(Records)
* START *

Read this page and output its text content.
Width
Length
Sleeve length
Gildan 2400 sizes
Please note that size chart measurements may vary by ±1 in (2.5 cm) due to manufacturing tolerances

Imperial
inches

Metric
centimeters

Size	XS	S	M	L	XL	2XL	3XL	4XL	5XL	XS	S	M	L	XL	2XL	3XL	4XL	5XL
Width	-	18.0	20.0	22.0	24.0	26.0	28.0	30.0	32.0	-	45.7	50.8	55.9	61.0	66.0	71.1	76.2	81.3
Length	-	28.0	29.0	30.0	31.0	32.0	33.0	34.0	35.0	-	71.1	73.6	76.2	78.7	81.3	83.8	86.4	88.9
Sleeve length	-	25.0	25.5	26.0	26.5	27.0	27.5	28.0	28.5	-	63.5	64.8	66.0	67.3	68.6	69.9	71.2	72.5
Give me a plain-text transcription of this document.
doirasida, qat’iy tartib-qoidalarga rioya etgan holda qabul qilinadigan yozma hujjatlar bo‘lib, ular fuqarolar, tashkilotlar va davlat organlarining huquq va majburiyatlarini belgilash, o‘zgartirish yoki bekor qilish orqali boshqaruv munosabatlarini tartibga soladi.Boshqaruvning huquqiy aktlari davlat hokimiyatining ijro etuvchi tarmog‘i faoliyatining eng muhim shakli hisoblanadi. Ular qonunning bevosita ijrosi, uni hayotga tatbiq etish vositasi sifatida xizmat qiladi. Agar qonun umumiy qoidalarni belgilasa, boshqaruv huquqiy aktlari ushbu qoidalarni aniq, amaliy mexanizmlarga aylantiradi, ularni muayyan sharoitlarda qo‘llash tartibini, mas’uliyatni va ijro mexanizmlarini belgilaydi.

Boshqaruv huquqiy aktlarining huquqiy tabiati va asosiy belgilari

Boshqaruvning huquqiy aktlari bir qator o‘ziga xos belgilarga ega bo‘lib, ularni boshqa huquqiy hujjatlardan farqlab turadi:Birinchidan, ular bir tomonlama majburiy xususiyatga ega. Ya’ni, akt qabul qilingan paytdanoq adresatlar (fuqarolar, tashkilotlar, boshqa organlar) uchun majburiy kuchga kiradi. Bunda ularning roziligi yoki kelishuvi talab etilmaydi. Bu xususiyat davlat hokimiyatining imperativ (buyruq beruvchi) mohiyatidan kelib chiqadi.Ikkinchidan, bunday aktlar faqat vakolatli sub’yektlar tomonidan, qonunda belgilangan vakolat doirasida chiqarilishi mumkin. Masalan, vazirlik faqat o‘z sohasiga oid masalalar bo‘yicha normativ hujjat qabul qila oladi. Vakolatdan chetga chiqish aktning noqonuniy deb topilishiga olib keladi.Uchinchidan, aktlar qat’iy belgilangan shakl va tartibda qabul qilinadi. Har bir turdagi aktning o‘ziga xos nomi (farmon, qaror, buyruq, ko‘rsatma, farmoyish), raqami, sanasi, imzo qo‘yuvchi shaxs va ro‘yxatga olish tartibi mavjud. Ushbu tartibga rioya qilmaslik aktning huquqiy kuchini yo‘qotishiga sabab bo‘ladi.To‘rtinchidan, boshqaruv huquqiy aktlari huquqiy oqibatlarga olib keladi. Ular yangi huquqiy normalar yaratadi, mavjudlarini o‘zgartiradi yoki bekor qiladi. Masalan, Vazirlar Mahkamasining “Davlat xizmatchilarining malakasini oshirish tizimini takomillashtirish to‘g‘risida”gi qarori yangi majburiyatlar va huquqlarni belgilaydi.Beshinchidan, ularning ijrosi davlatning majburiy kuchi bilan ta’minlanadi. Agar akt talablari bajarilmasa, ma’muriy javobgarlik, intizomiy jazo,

* END *

## WORK TO COMPLETE
Print the records above in full, exactly.

## RESPONSE TO THIS EXERCISE
Read this page and output its text content.
Width
Length
Sleeve length
Gildan 2400 sizes
Please note that size chart measurements may vary by ±1 in (2.5 cm) due to manufacturing tolerances

Imperial
inches

Metric
centimeters

Size	XS	S	M	L	XL	2XL	3XL	4XL	5XL	XS	S	M	L	XL	2XL	3XL	4XL	5XL
Width	-	18.0	20.0	22.0	24.0	26.0	28.0	30.0	32.0	-	45.7	50.8	55.9	61.0	66.0	71.1	76.2	81.3
Length	-	28.0	29.0	30.0	31.0	32.0	33.0	34.0	35.0	-	71.1	73.6	76.2	78.7	81.3	83.8	86.4	88.9
Sleeve length	-	25.0	25.5	26.0	26.5	27.0	27.5	28.0	28.5	-	63.5	64.8	66.0	67.3	68.6	69.9	71.2	72.5
Give me a plain-text transcription of this document.
doirasida, qat’iy tartib-qoidalarga rioya etgan holda qabul qilinadigan yozma hujjatlar bo‘lib, ular fuqarolar, tashkilotlar va davlat organlarining huquq va majburiyatlarini belgilash, o‘zgartirish yoki bekor qilish orqali boshqaruv munosabatlarini tartibga soladi.Boshqaruvning huquqiy aktlari davlat hokimiyatining ijro etuvchi tarmog‘i faoliyatining eng muhim shakli hisoblanadi. Ular qonunning bevosita ijrosi, uni hayotga tatbiq etish vositasi sifatida xizmat qiladi. Agar qonun umumiy qoidalarni belgilasa, boshqaruv huquqiy aktlari ushbu qoidalarni aniq, amaliy mexanizmlarga aylantiradi, ularni muayyan sharoitlarda qo‘llash tartibini, mas’uliyatni va ijro mexanizmlarini belgilaydi.

Boshqaruv huquqiy aktlarining huquqiy tabiati va asosiy belgilari

Boshqaruvning huquqiy aktlari bir qator o‘ziga xos belgilarga ega bo‘lib, ularni boshqa huquqiy hujjatlardan farqlab turadi:Birinchidan, ular bir tomonlama majburiy xususiyatga ega. Ya’ni, akt qabul qilingan paytdanoq adresatlar (fuqarolar, tashkilotlar, boshqa organlar) uchun majburiy kuchga kiradi. Bunda ularning roziligi yoki kelishuvi talab etilmaydi. Bu xususiyat davlat hokimiyatining imperativ (buyruq beruvchi) mohiyatidan kelib chiqadi.Ikkinchidan, bunday aktlar faqat vakolatli sub’yektlar tomonidan, qonunda belgilangan vakolat doirasida chiqarilishi mumkin. Masalan, vazirlik faqat o‘z sohasiga oid masalalar bo‘yicha normativ hujjat qabul qila oladi. Vakolatdan chetga chiqish aktning noqonuniy deb topilishiga olib keladi.Uchinchidan, aktlar qat’iy belgilangan shakl va tartibda qabul qilinadi. Har bir turdagi aktning o‘ziga xos nomi (farmon, qaror, buyruq, ko‘rsatma, farmoyish), raqami, sanasi, imzo qo‘yuvchi shaxs va ro‘yxatga olish tartibi mavjud. Ushbu tartibga rioya qilmaslik aktning huquqiy kuchini yo‘qotishiga sabab bo‘ladi.To‘rtinchidan, boshqaruv huquqiy aktlari huquqiy oqibatlarga olib keladi. Ular yangi huquqiy normalar yaratadi, mavjudlarini o‘zgartiradi yoki bekor qiladi. Masalan, Vazirlar Mahkamasining “Davlat xizmatchilarining malakasini oshirish tizimini takomillashtirish to‘g‘risida”gi qarori yangi majburiyatlar va huquqlarni belgilaydi.Beshinchidan, ularning ijrosi davlatning majburiy kuchi bilan ta’minlanadi. Agar akt talablari bajarilmasa, ma’muriy javobgarlik, intizomiy jazo,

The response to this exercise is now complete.